SET TASK:
Repeat every line below exactly as it reads.

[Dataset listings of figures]

— begin —

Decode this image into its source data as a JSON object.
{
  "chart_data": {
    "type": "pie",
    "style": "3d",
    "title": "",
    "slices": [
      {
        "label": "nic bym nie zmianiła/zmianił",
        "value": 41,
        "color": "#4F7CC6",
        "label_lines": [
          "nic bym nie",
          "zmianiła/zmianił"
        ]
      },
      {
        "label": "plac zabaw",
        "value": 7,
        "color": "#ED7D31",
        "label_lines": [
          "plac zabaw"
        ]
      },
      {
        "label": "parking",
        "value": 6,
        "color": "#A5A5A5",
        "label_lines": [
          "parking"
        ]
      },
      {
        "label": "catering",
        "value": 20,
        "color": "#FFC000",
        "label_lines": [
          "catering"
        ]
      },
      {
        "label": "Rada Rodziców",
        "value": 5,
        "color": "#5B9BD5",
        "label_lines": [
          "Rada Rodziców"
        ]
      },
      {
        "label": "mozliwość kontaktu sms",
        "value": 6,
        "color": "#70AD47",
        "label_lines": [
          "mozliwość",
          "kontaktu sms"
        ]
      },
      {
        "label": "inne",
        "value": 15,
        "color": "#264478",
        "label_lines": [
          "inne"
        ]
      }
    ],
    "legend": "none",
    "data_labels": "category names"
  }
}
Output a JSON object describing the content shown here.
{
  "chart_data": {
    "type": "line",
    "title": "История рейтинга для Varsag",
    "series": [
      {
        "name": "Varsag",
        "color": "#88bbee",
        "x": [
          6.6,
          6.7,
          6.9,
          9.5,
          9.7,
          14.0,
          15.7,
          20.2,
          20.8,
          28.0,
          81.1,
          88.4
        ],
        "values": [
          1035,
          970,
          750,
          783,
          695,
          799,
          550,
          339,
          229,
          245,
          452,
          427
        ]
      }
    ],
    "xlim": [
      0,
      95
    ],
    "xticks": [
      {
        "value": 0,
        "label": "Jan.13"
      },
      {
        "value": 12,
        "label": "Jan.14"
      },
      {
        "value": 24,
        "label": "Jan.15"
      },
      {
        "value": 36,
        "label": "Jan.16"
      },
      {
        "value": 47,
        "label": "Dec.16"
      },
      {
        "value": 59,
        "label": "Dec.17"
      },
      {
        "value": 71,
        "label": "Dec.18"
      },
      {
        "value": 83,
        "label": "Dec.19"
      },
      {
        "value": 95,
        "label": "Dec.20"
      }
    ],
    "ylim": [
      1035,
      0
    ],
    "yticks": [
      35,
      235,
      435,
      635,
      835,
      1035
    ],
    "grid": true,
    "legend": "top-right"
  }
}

— end —

OUTPUT FOR THIS EXERCISE:
Decode this image into its source data as a JSON object.
{
  "chart_data": {
    "type": "pie",
    "style": "3d",
    "title": "",
    "slices": [
      {
        "label": "nic bym nie zmianiła/zmianił",
        "value": 41,
        "color": "#4F7CC6",
        "label_lines": [
          "nic bym nie",
          "zmianiła/zmianił"
        ]
      },
      {
        "label": "plac zabaw",
        "value": 7,
        "color": "#ED7D31",
        "label_lines": [
          "plac zabaw"
        ]
      },
      {
        "label": "parking",
        "value": 6,
        "color": "#A5A5A5",
        "label_lines": [
          "parking"
        ]
      },
      {
        "label": "catering",
        "value": 20,
        "color": "#FFC000",
        "label_lines": [
          "catering"
        ]
      },
      {
        "label": "Rada Rodziców",
        "value": 5,
        "color": "#5B9BD5",
        "label_lines": [
          "Rada Rodziców"
        ]
      },
      {
        "label": "mozliwość kontaktu sms",
        "value": 6,
        "color": "#70AD47",
        "label_lines": [
          "mozliwość",
          "kontaktu sms"
        ]
      },
      {
        "label": "inne",
        "value": 15,
        "color": "#264478",
        "label_lines": [
          "inne"
        ]
      }
    ],
    "legend": "none",
    "data_labels": "category names"
  }
}
Output a JSON object describing the content shown here.
{
  "chart_data": {
    "type": "line",
    "title": "История рейтинга для Varsag",
    "series": [
      {
        "name": "Varsag",
        "color": "#88bbee",
        "x": [
          6.6,
          6.7,
          6.9,
          9.5,
          9.7,
          14.0,
          15.7,
          20.2,
          20.8,
          28.0,
          81.1,
          88.4
        ],
        "values": [
          1035,
          970,
          750,
          783,
          695,
          799,
          550,
          339,
          229,
          245,
          452,
          427
        ]
      }
    ],
    "xlim": [
      0,
      95
    ],
    "xticks": [
      {
        "value": 0,
        "label": "Jan.13"
      },
      {
        "value": 12,
        "label": "Jan.14"
      },
      {
        "value": 24,
        "label": "Jan.15"
      },
      {
        "value": 36,
        "label": "Jan.16"
      },
      {
        "value": 47,
        "label": "Dec.16"
      },
      {
        "value": 59,
        "label": "Dec.17"
      },
      {
        "value": 71,
        "label": "Dec.18"
      },
      {
        "value": 83,
        "label": "Dec.19"
      },
      {
        "value": 95,
        "label": "Dec.20"
      }
    ],
    "ylim": [
      1035,
      0
    ],
    "yticks": [
      35,
      235,
      435,
      635,
      835,
      1035
    ],
    "grid": true,
    "legend": "top-right"
  }
}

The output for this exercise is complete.